▶ **Dokumenttext**
= = = =

US-Präsident liegt in Umfragen zurück : Trump nennt Biden "inkompetent" und „geistig angeschossen"

Angesichts seiner schlechten Umfragewerte hat US-Präsident Donald Trump heftig gegen den demokratischen Präsidentschaftskandidaten Joe Biden ausgeteilt. Zudem hielt er sich weiter offen, ob er das Wahlergebnis im November bei einer Niederlage akzeptieren würde.

Biden sei "nicht kompetent", das Land zu führen, sagte Trump in einem am Sonntag ausgestrahlten Interview mit dem Sender Fox News. Der Demokrat würde "dieses Land zerstören", würde er am 3. November gewählt werden. Einer am Sonntag veröffentlichten Umfrage von "Washington Post" und ABC News zufolge führt Biden deutlich vor Trump mit 15 Prozentpunkten.

Unter Biden würden die Steuern verdreifacht und der Polizei die Finanzierung entzogen werden, sagte Trump, ohne seine Aussagen zu belegen. "Die Religion wird verschwinden", fügte er hinzu und bezog sich dabei die Forderung von Demokraten, große Gottesdienste zu verbieten, um die Ausbreitung des Coronavirus einzudämmen. "Er ist angeschossen, er ist geistig angeschossen", sagte Trump weiter über seinen Herausforderer.

Auf die Frage, ob er das Wahlergebnis im November bei einer Niederlage akzeptieren würde, wiederholte Trump seine Position von 2016: "Ich muss sehen, ich werde nicht einfach Ja sagen."

= = = =

▶ **Analysedaten**

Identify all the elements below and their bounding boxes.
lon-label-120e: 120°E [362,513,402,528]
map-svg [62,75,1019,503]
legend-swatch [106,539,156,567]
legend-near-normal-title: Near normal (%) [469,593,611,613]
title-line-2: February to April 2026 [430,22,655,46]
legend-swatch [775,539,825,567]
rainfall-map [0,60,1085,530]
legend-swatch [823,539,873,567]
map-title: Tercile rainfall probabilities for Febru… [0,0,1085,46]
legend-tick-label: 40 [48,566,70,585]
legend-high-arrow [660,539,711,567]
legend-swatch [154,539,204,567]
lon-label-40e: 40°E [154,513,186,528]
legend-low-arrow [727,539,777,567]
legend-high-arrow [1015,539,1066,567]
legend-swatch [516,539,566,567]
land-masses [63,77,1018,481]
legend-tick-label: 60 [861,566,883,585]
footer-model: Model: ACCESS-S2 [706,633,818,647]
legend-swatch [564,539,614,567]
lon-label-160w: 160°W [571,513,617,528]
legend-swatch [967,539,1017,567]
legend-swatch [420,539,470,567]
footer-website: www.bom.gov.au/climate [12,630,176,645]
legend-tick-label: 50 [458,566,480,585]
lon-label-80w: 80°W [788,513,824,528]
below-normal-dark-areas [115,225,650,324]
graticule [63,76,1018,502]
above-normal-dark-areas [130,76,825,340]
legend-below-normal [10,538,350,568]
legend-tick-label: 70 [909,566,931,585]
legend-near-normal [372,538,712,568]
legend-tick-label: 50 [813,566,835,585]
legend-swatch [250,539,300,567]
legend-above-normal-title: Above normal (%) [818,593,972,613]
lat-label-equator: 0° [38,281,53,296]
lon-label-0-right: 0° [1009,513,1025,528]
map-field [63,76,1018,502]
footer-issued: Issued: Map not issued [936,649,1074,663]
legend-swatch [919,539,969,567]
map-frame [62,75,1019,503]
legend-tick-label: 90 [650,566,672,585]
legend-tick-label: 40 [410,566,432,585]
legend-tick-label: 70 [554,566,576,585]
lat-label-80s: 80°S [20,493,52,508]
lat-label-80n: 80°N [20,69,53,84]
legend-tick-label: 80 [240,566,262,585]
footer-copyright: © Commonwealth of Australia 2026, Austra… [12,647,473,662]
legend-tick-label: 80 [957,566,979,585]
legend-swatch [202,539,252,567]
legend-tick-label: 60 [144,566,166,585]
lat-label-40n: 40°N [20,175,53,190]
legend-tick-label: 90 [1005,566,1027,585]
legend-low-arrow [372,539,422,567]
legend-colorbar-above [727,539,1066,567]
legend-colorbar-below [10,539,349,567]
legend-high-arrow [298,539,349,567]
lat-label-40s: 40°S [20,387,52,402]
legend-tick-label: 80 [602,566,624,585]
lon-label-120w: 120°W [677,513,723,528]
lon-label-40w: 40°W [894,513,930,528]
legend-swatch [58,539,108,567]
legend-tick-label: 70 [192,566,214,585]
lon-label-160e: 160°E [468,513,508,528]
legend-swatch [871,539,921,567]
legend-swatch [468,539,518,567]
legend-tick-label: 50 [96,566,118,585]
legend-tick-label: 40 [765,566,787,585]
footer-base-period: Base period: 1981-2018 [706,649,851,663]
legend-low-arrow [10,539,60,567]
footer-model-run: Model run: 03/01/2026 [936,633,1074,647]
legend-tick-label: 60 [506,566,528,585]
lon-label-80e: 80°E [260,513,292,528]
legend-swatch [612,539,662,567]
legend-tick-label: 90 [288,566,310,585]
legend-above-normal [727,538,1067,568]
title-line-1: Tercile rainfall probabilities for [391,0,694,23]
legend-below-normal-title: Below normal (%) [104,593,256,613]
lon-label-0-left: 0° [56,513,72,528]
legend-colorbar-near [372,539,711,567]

= = = =

▶ **Problemstellung**
Schreiben Sie aus dem Artikel über Trumps Angriffe auf Biden die Stelle zwischen „Unter Biden würden“ und „über seinen Herausforderer.“ ab, beide eingeschlossen.

▶ **Lösung**
Unter Biden würden die Steuern verdreifacht und der Polizei die Finanzierung entzogen werden, sagte Trump, ohne seine Aussagen zu belegen. "Die Religion wird verschwinden", fügte er hinzu und bezog sich dabei die Forderung von Demokraten, große Gottesdienste zu verbieten, um die Ausbreitung des Coronavirus einzudämmen. "Er ist angeschossen, er ist geistig angeschossen", sagte Trump weiter über seinen Herausforderer.